── EXTRACTED DATA

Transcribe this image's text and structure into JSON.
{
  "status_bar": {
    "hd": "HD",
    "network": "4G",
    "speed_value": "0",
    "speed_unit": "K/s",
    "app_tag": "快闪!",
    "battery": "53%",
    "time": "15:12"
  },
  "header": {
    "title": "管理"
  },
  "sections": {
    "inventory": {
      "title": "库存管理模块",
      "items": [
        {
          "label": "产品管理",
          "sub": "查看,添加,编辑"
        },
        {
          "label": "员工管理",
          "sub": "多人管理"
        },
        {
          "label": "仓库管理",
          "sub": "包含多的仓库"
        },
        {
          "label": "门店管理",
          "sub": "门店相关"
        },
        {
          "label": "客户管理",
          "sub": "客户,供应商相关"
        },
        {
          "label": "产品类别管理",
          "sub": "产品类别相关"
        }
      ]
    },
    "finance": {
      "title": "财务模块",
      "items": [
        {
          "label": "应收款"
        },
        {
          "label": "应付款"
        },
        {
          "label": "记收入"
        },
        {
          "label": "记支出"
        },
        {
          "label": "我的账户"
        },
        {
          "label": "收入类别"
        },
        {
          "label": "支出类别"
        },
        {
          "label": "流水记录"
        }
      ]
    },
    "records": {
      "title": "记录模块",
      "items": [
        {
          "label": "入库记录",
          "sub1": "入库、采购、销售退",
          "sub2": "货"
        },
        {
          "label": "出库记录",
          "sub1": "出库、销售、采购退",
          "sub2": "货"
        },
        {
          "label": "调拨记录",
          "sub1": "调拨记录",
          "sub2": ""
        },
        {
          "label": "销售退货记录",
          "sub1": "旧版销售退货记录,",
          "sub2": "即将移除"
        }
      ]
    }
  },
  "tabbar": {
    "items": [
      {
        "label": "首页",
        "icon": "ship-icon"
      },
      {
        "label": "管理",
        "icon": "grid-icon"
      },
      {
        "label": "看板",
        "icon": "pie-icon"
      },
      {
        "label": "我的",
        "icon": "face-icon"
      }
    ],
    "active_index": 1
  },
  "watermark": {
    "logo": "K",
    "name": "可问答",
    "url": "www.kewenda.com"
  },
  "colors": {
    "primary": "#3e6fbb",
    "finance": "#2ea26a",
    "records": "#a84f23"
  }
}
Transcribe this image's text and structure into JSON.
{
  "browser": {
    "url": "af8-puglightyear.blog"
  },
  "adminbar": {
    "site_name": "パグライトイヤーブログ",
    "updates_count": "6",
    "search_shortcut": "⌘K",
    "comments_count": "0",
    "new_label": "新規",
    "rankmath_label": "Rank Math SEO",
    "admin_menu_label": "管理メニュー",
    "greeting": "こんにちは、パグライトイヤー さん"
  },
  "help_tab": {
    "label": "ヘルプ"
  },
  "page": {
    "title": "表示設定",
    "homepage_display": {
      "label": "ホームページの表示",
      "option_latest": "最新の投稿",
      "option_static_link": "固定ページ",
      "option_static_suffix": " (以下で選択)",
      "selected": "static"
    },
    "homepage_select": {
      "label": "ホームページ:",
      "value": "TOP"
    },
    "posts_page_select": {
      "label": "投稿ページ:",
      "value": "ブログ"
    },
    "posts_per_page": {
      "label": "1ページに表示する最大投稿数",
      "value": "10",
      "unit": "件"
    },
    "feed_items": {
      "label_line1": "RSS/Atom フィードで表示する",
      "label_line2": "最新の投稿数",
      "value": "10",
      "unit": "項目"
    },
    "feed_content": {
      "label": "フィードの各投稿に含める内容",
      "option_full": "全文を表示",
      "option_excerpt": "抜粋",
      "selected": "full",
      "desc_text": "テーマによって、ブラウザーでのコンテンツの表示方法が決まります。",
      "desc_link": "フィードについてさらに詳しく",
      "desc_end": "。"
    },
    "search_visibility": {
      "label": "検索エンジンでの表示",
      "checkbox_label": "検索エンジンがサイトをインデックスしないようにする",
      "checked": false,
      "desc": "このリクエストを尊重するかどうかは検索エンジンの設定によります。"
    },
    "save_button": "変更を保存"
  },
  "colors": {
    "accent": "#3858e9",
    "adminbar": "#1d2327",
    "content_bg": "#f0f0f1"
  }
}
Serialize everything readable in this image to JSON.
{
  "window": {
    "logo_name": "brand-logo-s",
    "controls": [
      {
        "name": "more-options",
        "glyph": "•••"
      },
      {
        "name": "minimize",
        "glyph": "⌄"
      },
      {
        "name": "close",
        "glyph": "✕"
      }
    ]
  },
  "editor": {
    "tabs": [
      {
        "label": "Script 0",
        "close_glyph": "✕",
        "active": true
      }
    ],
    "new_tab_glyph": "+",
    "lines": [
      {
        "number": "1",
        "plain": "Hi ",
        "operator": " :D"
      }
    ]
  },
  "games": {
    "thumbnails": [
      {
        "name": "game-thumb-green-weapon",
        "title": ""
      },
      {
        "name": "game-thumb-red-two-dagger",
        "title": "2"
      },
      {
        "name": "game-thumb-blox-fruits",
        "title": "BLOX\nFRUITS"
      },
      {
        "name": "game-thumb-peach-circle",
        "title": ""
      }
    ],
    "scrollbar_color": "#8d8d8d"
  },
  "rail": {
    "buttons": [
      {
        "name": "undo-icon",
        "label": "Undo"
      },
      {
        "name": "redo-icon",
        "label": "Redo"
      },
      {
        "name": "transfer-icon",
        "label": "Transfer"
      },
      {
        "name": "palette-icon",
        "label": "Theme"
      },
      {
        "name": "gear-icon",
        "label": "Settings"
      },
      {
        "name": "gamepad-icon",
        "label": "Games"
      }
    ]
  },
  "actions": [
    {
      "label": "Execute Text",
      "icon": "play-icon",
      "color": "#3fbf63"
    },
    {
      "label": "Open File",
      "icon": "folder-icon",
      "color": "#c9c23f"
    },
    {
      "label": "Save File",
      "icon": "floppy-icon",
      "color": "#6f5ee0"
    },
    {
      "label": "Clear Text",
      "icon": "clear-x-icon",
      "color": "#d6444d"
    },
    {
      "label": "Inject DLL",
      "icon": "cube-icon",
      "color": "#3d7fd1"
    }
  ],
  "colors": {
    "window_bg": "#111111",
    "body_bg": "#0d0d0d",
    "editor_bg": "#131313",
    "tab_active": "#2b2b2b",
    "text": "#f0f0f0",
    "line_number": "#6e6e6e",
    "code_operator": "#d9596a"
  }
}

────

[EXERCISE BRIEF] Set down the listing in full, keeping every word exactly as it is.

[RESPONSE BELOW]
Transcribe this image's text and structure into JSON.
{
  "status_bar": {
    "hd": "HD",
    "network": "4G",
    "speed_value": "0",
    "speed_unit": "K/s",
    "app_tag": "快闪!",
    "battery": "53%",
    "time": "15:12"
  },
  "header": {
    "title": "管理"
  },
  "sections": {
    "inventory": {
      "title": "库存管理模块",
      "items": [
        {
          "label": "产品管理",
          "sub": "查看,添加,编辑"
        },
        {
          "label": "员工管理",
          "sub": "多人管理"
        },
        {
          "label": "仓库管理",
          "sub": "包含多的仓库"
        },
        {
          "label": "门店管理",
          "sub": "门店相关"
        },
        {
          "label": "客户管理",
          "sub": "客户,供应商相关"
        },
        {
          "label": "产品类别管理",
          "sub": "产品类别相关"
        }
      ]
    },
    "finance": {
      "title": "财务模块",
      "items": [
        {
          "label": "应收款"
        },
        {
          "label": "应付款"
        },
        {
          "label": "记收入"
        },
        {
          "label": "记支出"
        },
        {
          "label": "我的账户"
        },
        {
          "label": "收入类别"
        },
        {
          "label": "支出类别"
        },
        {
          "label": "流水记录"
        }
      ]
    },
    "records": {
      "title": "记录模块",
      "items": [
        {
          "label": "入库记录",
          "sub1": "入库、采购、销售退",
          "sub2": "货"
        },
        {
          "label": "出库记录",
          "sub1": "出库、销售、采购退",
          "sub2": "货"
        },
        {
          "label": "调拨记录",
          "sub1": "调拨记录",
          "sub2": ""
        },
        {
          "label": "销售退货记录",
          "sub1": "旧版销售退货记录,",
          "sub2": "即将移除"
        }
      ]
    }
  },
  "tabbar": {
    "items": [
      {
        "label": "首页",
        "icon": "ship-icon"
      },
      {
        "label": "管理",
        "icon": "grid-icon"
      },
      {
        "label": "看板",
        "icon": "pie-icon"
      },
      {
        "label": "我的",
        "icon": "face-icon"
      }
    ],
    "active_index": 1
  },
  "watermark": {
    "logo": "K",
    "name": "可问答",
    "url": "www.kewenda.com"
  },
  "colors": {
    "primary": "#3e6fbb",
    "finance": "#2ea26a",
    "records": "#a84f23"
  }
}
Transcribe this image's text and structure into JSON.
{
  "browser": {
    "url": "af8-puglightyear.blog"
  },
  "adminbar": {
    "site_name": "パグライトイヤーブログ",
    "updates_count": "6",
    "search_shortcut": "⌘K",
    "comments_count": "0",
    "new_label": "新規",
    "rankmath_label": "Rank Math SEO",
    "admin_menu_label": "管理メニュー",
    "greeting": "こんにちは、パグライトイヤー さん"
  },
  "help_tab": {
    "label": "ヘルプ"
  },
  "page": {
    "title": "表示設定",
    "homepage_display": {
      "label": "ホームページの表示",
      "option_latest": "最新の投稿",
      "option_static_link": "固定ページ",
      "option_static_suffix": " (以下で選択)",
      "selected": "static"
    },
    "homepage_select": {
      "label": "ホームページ:",
      "value": "TOP"
    },
    "posts_page_select": {
      "label": "投稿ページ:",
      "value": "ブログ"
    },
    "posts_per_page": {
      "label": "1ページに表示する最大投稿数",
      "value": "10",
      "unit": "件"
    },
    "feed_items": {
      "label_line1": "RSS/Atom フィードで表示する",
      "label_line2": "最新の投稿数",
      "value": "10",
      "unit": "項目"
    },
    "feed_content": {
      "label": "フィードの各投稿に含める内容",
      "option_full": "全文を表示",
      "option_excerpt": "抜粋",
      "selected": "full",
      "desc_text": "テーマによって、ブラウザーでのコンテンツの表示方法が決まります。",
      "desc_link": "フィードについてさらに詳しく",
      "desc_end": "。"
    },
    "search_visibility": {
      "label": "検索エンジンでの表示",
      "checkbox_label": "検索エンジンがサイトをインデックスしないようにする",
      "checked": false,
      "desc": "このリクエストを尊重するかどうかは検索エンジンの設定によります。"
    },
    "save_button": "変更を保存"
  },
  "colors": {
    "accent": "#3858e9",
    "adminbar": "#1d2327",
    "content_bg": "#f0f0f1"
  }
}
Serialize everything readable in this image to JSON.
{
  "window": {
    "logo_name": "brand-logo-s",
    "controls": [
      {
        "name": "more-options",
        "glyph": "•••"
      },
      {
        "name": "minimize",
        "glyph": "⌄"
      },
      {
        "name": "close",
        "glyph": "✕"
      }
    ]
  },
  "editor": {
    "tabs": [
      {
        "label": "Script 0",
        "close_glyph": "✕",
        "active": true
      }
    ],
    "new_tab_glyph": "+",
    "lines": [
      {
        "number": "1",
        "plain": "Hi ",
        "operator": " :D"
      }
    ]
  },
  "games": {
    "thumbnails": [
      {
        "name": "game-thumb-green-weapon",
        "title": ""
      },
      {
        "name": "game-thumb-red-two-dagger",
        "title": "2"
      },
      {
        "name": "game-thumb-blox-fruits",
        "title": "BLOX\nFRUITS"
      },
      {
        "name": "game-thumb-peach-circle",
        "title": ""
      }
    ],
    "scrollbar_color": "#8d8d8d"
  },
  "rail": {
    "buttons": [
      {
        "name": "undo-icon",
        "label": "Undo"
      },
      {
        "name": "redo-icon",
        "label": "Redo"
      },
      {
        "name": "transfer-icon",
        "label": "Transfer"
      },
      {
        "name": "palette-icon",
        "label": "Theme"
      },
      {
        "name": "gear-icon",
        "label": "Settings"
      },
      {
        "name": "gamepad-icon",
        "label": "Games"
      }
    ]
  },
  "actions": [
    {
      "label": "Execute Text",
      "icon": "play-icon",
      "color": "#3fbf63"
    },
    {
      "label": "Open File",
      "icon": "folder-icon",
      "color": "#c9c23f"
    },
    {
      "label": "Save File",
      "icon": "floppy-icon",
      "color": "#6f5ee0"
    },
    {
      "label": "Clear Text",
      "icon": "clear-x-icon",
      "color": "#d6444d"
    },
    {
      "label": "Inject DLL",
      "icon": "cube-icon",
      "color": "#3d7fd1"
    }
  ],
  "colors": {
    "window_bg": "#111111",
    "body_bg": "#0d0d0d",
    "editor_bg": "#131313",
    "tab_active": "#2b2b2b",
    "text": "#f0f0f0",
    "line_number": "#6e6e6e",
    "code_operator": "#d9596a"
  }
}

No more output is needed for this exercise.